What is asked
Repeat the listing in full, preserving every character.

════

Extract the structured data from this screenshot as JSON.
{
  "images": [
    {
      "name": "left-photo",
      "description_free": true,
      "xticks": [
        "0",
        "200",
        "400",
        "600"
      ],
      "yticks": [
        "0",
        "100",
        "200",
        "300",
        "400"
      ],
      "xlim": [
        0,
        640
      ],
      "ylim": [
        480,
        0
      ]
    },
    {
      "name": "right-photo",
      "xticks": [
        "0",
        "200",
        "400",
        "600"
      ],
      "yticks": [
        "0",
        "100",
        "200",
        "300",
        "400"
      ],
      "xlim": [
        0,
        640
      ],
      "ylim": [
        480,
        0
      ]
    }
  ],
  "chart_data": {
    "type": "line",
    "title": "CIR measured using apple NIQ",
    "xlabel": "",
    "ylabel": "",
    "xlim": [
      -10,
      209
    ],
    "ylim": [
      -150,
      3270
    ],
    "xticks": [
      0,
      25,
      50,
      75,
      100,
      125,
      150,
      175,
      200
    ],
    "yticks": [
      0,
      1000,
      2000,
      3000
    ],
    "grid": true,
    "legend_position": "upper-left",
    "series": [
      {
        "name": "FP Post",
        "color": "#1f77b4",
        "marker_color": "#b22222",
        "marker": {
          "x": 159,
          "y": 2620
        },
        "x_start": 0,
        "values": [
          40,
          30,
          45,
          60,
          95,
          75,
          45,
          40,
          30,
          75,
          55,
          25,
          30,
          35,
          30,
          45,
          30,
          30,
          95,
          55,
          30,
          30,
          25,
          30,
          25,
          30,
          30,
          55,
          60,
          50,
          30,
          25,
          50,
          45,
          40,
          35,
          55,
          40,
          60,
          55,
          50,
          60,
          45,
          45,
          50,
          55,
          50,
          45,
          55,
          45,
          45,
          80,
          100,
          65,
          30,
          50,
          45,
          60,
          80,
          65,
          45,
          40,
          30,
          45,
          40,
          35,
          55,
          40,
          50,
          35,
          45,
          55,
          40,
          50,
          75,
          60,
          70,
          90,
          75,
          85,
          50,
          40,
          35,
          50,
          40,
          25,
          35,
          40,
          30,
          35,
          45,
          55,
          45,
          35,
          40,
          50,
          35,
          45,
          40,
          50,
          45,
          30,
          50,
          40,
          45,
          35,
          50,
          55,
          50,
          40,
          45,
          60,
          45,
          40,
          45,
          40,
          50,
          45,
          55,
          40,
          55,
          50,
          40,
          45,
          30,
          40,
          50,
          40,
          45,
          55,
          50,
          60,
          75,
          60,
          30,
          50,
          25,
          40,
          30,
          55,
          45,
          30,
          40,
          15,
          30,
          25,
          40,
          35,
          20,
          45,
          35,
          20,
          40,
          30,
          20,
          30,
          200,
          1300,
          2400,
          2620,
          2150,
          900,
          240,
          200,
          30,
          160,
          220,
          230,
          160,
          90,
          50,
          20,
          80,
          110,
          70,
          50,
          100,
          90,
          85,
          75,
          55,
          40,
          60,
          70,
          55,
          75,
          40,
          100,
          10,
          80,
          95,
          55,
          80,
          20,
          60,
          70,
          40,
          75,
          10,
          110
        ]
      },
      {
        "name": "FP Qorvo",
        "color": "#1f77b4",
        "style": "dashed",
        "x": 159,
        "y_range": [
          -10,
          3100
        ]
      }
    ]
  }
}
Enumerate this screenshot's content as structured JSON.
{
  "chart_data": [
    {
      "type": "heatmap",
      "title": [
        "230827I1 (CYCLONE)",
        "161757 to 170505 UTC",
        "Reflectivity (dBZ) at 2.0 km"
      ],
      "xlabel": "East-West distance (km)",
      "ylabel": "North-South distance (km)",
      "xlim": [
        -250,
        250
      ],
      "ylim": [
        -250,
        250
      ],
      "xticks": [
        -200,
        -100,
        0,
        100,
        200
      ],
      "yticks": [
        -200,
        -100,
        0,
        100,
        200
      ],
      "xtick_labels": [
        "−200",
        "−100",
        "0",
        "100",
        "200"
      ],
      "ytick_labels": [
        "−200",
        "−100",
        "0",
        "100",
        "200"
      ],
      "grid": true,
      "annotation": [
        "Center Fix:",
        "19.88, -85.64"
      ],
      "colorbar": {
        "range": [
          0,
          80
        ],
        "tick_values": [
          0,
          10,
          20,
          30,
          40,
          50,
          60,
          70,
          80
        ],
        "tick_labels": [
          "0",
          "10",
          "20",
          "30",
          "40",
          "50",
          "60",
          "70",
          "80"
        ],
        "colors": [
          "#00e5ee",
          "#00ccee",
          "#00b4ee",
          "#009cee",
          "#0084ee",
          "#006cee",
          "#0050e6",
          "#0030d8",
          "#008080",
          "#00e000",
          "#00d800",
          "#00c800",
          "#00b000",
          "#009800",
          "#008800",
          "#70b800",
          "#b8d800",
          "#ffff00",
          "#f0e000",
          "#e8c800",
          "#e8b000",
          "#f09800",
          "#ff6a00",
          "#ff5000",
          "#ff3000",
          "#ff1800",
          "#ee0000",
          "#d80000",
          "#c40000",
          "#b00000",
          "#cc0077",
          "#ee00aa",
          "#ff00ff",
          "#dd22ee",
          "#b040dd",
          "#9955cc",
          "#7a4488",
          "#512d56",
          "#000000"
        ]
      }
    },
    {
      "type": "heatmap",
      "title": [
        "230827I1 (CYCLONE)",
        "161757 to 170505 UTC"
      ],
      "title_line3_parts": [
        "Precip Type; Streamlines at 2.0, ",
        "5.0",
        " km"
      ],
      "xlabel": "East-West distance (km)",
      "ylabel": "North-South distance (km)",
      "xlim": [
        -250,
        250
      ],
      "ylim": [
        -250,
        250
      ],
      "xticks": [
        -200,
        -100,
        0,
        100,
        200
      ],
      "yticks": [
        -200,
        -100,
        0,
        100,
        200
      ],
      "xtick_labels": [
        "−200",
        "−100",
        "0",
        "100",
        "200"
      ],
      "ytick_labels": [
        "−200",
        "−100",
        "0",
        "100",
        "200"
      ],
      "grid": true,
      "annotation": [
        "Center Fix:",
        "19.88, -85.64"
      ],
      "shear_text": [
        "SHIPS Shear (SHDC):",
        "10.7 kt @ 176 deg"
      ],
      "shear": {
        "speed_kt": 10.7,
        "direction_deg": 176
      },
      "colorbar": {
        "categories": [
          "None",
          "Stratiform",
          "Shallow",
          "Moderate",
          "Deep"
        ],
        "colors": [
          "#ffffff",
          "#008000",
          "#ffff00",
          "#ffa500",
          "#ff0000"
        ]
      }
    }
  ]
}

════

The answer
Extract the structured data from this screenshot as JSON.
{
  "images": [
    {
      "name": "left-photo",
      "description_free": true,
      "xticks": [
        "0",
        "200",
        "400",
        "600"
      ],
      "yticks": [
        "0",
        "100",
        "200",
        "300",
        "400"
      ],
      "xlim": [
        0,
        640
      ],
      "ylim": [
        480,
        0
      ]
    },
    {
      "name": "right-photo",
      "xticks": [
        "0",
        "200",
        "400",
        "600"
      ],
      "yticks": [
        "0",
        "100",
        "200",
        "300",
        "400"
      ],
      "xlim": [
        0,
        640
      ],
      "ylim": [
        480,
        0
      ]
    }
  ],
  "chart_data": {
    "type": "line",
    "title": "CIR measured using apple NIQ",
    "xlabel": "",
    "ylabel": "",
    "xlim": [
      -10,
      209
    ],
    "ylim": [
      -150,
      3270
    ],
    "xticks": [
      0,
      25,
      50,
      75,
      100,
      125,
      150,
      175,
      200
    ],
    "yticks": [
      0,
      1000,
      2000,
      3000
    ],
    "grid": true,
    "legend_position": "upper-left",
    "series": [
      {
        "name": "FP Post",
        "color": "#1f77b4",
        "marker_color": "#b22222",
        "marker": {
          "x": 159,
          "y": 2620
        },
        "x_start": 0,
        "values": [
          40,
          30,
          45,
          60,
          95,
          75,
          45,
          40,
          30,
          75,
          55,
          25,
          30,
          35,
          30,
          45,
          30,
          30,
          95,
          55,
          30,
          30,
          25,
          30,
          25,
          30,
          30,
          55,
          60,
          50,
          30,
          25,
          50,
          45,
          40,
          35,
          55,
          40,
          60,
          55,
          50,
          60,
          45,
          45,
          50,
          55,
          50,
          45,
          55,
          45,
          45,
          80,
          100,
          65,
          30,
          50,
          45,
          60,
          80,
          65,
          45,
          40,
          30,
          45,
          40,
          35,
          55,
          40,
          50,
          35,
          45,
          55,
          40,
          50,
          75,
          60,
          70,
          90,
          75,
          85,
          50,
          40,
          35,
          50,
          40,
          25,
          35,
          40,
          30,
          35,
          45,
          55,
          45,
          35,
          40,
          50,
          35,
          45,
          40,
          50,
          45,
          30,
          50,
          40,
          45,
          35,
          50,
          55,
          50,
          40,
          45,
          60,
          45,
          40,
          45,
          40,
          50,
          45,
          55,
          40,
          55,
          50,
          40,
          45,
          30,
          40,
          50,
          40,
          45,
          55,
          50,
          60,
          75,
          60,
          30,
          50,
          25,
          40,
          30,
          55,
          45,
          30,
          40,
          15,
          30,
          25,
          40,
          35,
          20,
          45,
          35,
          20,
          40,
          30,
          20,
          30,
          200,
          1300,
          2400,
          2620,
          2150,
          900,
          240,
          200,
          30,
          160,
          220,
          230,
          160,
          90,
          50,
          20,
          80,
          110,
          70,
          50,
          100,
          90,
          85,
          75,
          55,
          40,
          60,
          70,
          55,
          75,
          40,
          100,
          10,
          80,
          95,
          55,
          80,
          20,
          60,
          70,
          40,
          75,
          10,
          110
        ]
      },
      {
        "name": "FP Qorvo",
        "color": "#1f77b4",
        "style": "dashed",
        "x": 159,
        "y_range": [
          -10,
          3100
        ]
      }
    ]
  }
}
Enumerate this screenshot's content as structured JSON.
{
  "chart_data": [
    {
      "type": "heatmap",
      "title": [
        "230827I1 (CYCLONE)",
        "161757 to 170505 UTC",
        "Reflectivity (dBZ) at 2.0 km"
      ],
      "xlabel": "East-West distance (km)",
      "ylabel": "North-South distance (km)",
      "xlim": [
        -250,
        250
      ],
      "ylim": [
        -250,
        250
      ],
      "xticks": [
        -200,
        -100,
        0,
        100,
        200
      ],
      "yticks": [
        -200,
        -100,
        0,
        100,
        200
      ],
      "xtick_labels": [
        "−200",
        "−100",
        "0",
        "100",
        "200"
      ],
      "ytick_labels": [
        "−200",
        "−100",
        "0",
        "100",
        "200"
      ],
      "grid": true,
      "annotation": [
        "Center Fix:",
        "19.88, -85.64"
      ],
      "colorbar": {
        "range": [
          0,
          80
        ],
        "tick_values": [
          0,
          10,
          20,
          30,
          40,
          50,
          60,
          70,
          80
        ],
        "tick_labels": [
          "0",
          "10",
          "20",
          "30",
          "40",
          "50",
          "60",
          "70",
          "80"
        ],
        "colors": [
          "#00e5ee",
          "#00ccee",
          "#00b4ee",
          "#009cee",
          "#0084ee",
          "#006cee",
          "#0050e6",
          "#0030d8",
          "#008080",
          "#00e000",
          "#00d800",
          "#00c800",
          "#00b000",
          "#009800",
          "#008800",
          "#70b800",
          "#b8d800",
          "#ffff00",
          "#f0e000",
          "#e8c800",
          "#e8b000",
          "#f09800",
          "#ff6a00",
          "#ff5000",
          "#ff3000",
          "#ff1800",
          "#ee0000",
          "#d80000",
          "#c40000",
          "#b00000",
          "#cc0077",
          "#ee00aa",
          "#ff00ff",
          "#dd22ee",
          "#b040dd",
          "#9955cc",
          "#7a4488",
          "#512d56",
          "#000000"
        ]
      }
    },
    {
      "type": "heatmap",
      "title": [
        "230827I1 (CYCLONE)",
        "161757 to 170505 UTC"
      ],
      "title_line3_parts": [
        "Precip Type; Streamlines at 2.0, ",
        "5.0",
        " km"
      ],
      "xlabel": "East-West distance (km)",
      "ylabel": "North-South distance (km)",
      "xlim": [
        -250,
        250
      ],
      "ylim": [
        -250,
        250
      ],
      "xticks": [
        -200,
        -100,
        0,
        100,
        200
      ],
      "yticks": [
        -200,
        -100,
        0,
        100,
        200
      ],
      "xtick_labels": [
        "−200",
        "−100",
        "0",
        "100",
        "200"
      ],
      "ytick_labels": [
        "−200",
        "−100",
        "0",
        "100",
        "200"
      ],
      "grid": true,
      "annotation": [
        "Center Fix:",
        "19.88, -85.64"
      ],
      "shear_text": [
        "SHIPS Shear (SHDC):",
        "10.7 kt @ 176 deg"
      ],
      "shear": {
        "speed_kt": 10.7,
        "direction_deg": 176
      },
      "colorbar": {
        "categories": [
          "None",
          "Stratiform",
          "Shallow",
          "Moderate",
          "Deep"
        ],
        "colors": [
          "#ffffff",
          "#008000",
          "#ffff00",
          "#ffa500",
          "#ff0000"
        ]
      }
    }
  ]
}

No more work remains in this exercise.